=== 本文 ===

重要なのは、これらの対策が「一律」ではなく、子供の内的な要因と外的な要因の両面からアプローチし、個別のニーズに対応しようとしている点です。
日本国内の現状と課題
日本においても、ギフテッドの子供たちの存在や、アンダーアチーブメントの可能性についての認識は高まりつつあります。しかし、公教育における画一的なシステムや、ギフテッドに関する専門知識を持つ教員の不足などから、個別のニーズに応じた柔軟な対応はまだ十分とは言えません。
一部の私立学校やNPO法人などが、個別の才能を伸ばすプログラムや、アンダーアチーブメントの子供たちに寄り添った学習支援を提供しています。また、教育委員会によっては、特定の才能教育プログラムや相談窓口を設ける動きも見られます。
しかし、アンダーアチーブメントの原因を多角的にアセスメントし、それに基づいた個別の教育計画を公立学校で実施することは、制度的にも人員的にもまだ多くの課題があります。保護者が主体となって学校と連携し、外部の支援も活用しながら、子供にとって最適な環境を模索していく必要性が高い状況と言えます。
保護者ができること
アンダーアチーブメントに直面した際、保護者の方が家庭や学校との連携を通じてできることは少なくありません。
- 子供の特性とアンダーアチーブメントの背景にある原因を理解する: 単に成績が悪いという表面的な現象だけでなく、なぜそうなっているのか、子供の内面や置かれている環境に目を向けることが重要です。研究で示されている様々な原因の可能性を知っておくことは、子供への理解を深める助けとなります。
- 学校と積極的に連携する: 子供の学校での様子、興味関心、学習への取り組み方などを学校と共有し、連携して原因を探り、可能な範囲での環境調整やサポートについて話し合います。一方的な要求ではなく、学校のリソースや制約も理解した上で、協力的な姿勢で臨むことが大切です。
- 家庭を安心できる場所にする: 学業成績だけでなく、子供の興味関心や努力、非認知能力(粘り強さ、好奇心、協調性など)を認め、肯定的に評価します。失敗しても大丈夫だというメッセージを伝え、挑戦を後押しする環境を作ります。
- 子供の強い興味・関心をサポートする: 学校の勉強とは別に、子供が夢中になれる活動や学びの機会(図書館、博物館、オンライン講座、習い事など)を提供し、知的な刺激と達成感を得られるように支援します。これが自信につながり、学校の学習への意欲に波及することもあります。
- 必要に応じて専門家の助けを求める: 心理的な問題が疑われる場合や、学校だけでの対応が難しい場合は、臨床心理士、精神科医、発達支援の専門家、ギフテッド教育に詳しいコンサルタントなどに相談することも有効です。
- 保護者同士の情報交換やサポート: 同じような悩みを持つ保護者同士で情報交換をしたり、経験を共有したりすることは、孤立感を和らげ、新たな視点や具体的なヒントを得る上で非常に役立ちます。

===

■ **課題**:
(A) 本文のうち「一部の私立学校やNPO法人な」から「必要性が高い状況と言えます。」までのすべてを、一字一句そのまま書き写してください。
(B) 本文では、日本の公教育で個別のニーズに応じた柔軟な対応がまだ十分でない理由として、何が挙げられていますか。
(C) 本文の「一部の私立学校やNPO法人などが」で始まる段落を、主な事実を残して短く書き直してください。
以下の行は、本文とは別の出典から取られたものです。

=== 保存記録 ===

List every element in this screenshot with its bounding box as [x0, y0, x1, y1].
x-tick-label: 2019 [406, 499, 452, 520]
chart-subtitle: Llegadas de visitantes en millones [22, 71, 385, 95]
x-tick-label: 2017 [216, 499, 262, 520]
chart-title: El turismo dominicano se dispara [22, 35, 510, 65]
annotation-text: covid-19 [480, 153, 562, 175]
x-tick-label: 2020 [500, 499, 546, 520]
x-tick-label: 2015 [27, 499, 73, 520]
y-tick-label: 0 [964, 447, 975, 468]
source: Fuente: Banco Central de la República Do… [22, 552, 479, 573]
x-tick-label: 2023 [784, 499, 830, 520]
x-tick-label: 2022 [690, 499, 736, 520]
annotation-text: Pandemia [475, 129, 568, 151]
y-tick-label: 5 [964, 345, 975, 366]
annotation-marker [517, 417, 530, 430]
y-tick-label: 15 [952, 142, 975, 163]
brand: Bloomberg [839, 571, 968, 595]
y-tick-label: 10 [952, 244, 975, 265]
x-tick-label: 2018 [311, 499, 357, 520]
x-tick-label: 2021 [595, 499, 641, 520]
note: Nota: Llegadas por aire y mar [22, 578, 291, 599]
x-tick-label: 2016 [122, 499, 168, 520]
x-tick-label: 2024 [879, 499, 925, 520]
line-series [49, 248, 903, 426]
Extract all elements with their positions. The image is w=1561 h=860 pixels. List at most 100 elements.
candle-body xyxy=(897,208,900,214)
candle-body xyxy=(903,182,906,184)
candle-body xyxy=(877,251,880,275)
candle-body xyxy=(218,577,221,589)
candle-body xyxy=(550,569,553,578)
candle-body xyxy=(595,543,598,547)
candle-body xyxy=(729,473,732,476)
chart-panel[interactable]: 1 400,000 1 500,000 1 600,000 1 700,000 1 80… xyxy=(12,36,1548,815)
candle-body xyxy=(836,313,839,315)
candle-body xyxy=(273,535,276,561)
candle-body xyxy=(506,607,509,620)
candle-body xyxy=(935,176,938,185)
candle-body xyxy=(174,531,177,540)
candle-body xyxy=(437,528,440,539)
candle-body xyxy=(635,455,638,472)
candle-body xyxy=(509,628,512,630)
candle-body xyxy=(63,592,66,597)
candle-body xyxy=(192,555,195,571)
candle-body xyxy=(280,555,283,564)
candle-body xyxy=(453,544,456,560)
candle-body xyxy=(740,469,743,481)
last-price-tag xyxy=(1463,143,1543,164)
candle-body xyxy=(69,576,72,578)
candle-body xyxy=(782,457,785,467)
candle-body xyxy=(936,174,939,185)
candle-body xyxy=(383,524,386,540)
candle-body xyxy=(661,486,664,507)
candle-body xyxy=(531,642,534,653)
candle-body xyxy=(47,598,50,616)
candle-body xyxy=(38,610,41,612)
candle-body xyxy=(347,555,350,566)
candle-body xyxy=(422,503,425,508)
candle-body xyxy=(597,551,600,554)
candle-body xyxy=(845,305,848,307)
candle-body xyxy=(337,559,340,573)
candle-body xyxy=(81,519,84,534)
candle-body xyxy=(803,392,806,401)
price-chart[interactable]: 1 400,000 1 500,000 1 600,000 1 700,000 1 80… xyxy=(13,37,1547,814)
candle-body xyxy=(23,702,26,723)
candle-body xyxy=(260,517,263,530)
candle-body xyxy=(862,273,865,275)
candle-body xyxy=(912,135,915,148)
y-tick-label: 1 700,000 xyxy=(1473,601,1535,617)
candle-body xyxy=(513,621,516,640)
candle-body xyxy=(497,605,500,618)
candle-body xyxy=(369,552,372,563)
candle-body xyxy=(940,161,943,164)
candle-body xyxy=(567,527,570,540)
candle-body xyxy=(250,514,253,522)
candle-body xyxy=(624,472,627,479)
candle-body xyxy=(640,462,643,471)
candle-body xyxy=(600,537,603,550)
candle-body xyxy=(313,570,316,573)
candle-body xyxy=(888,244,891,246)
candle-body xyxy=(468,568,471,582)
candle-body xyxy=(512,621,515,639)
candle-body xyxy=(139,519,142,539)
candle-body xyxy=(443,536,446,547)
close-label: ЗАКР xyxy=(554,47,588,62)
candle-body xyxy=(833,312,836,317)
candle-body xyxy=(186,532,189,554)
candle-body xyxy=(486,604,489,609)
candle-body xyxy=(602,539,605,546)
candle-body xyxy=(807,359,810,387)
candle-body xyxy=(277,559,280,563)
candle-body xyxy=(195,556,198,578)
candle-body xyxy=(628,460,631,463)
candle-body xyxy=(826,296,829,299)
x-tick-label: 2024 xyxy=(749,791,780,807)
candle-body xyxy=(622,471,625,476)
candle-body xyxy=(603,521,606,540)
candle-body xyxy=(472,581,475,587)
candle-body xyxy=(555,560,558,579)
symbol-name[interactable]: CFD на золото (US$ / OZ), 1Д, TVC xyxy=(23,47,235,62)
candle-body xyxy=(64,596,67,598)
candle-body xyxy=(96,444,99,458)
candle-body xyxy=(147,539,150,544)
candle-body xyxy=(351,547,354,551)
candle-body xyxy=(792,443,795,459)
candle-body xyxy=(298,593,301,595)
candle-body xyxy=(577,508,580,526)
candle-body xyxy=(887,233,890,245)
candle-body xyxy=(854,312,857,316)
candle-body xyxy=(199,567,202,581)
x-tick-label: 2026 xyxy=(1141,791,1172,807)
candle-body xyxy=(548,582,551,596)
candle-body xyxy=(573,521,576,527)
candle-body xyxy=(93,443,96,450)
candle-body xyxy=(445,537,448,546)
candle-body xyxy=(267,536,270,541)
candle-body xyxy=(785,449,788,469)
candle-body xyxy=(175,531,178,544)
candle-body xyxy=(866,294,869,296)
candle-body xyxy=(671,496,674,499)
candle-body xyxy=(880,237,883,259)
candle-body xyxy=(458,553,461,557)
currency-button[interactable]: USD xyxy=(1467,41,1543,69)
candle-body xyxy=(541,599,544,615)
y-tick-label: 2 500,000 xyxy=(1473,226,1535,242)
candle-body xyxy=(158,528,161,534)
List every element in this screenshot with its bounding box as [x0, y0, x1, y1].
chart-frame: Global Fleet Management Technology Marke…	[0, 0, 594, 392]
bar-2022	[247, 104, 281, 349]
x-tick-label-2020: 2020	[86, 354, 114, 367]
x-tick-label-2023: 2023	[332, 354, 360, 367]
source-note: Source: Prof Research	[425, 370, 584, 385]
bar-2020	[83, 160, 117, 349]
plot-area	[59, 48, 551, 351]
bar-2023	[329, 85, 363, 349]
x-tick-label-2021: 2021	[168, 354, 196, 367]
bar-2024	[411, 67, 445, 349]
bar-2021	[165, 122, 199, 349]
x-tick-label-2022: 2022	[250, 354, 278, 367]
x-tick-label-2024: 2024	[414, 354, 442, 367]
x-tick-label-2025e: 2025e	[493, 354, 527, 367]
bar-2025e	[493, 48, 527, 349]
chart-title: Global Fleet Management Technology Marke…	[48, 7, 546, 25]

===

■ **回答**:
(A)
一部の私立学校やNPO法人などが、個別の才能を伸ばすプログラムや、アンダーアチーブメントの子供たちに寄り添った学習支援を提供しています。また、教育委員会によっては、特定の才能教育プログラムや相談窓口を設ける動きも見られます。
しかし、アンダーアチーブメントの原因を多角的にアセスメントし、それに基づいた個別の教育計画を公立学校で実施することは、制度的にも人員的にもまだ多くの課題があります。保護者が主体となって学校と連携し、外部の支援も活用しながら、子供にとって最適な環境を模索していく必要性が高い状況と言えます。

(B) 公教育における画一的なシステムと、ギフテッドに関する専門知識を持つ教員の不足です。

(C) 一部の私立学校やNPO法人などは、個別の才能を伸ばすプログラムや、アンダーアチーブメントの子供に寄り添った学習支援を提供している。教育委員会によっては、特定の才能教育プログラムや相談窓口を設ける動きもある。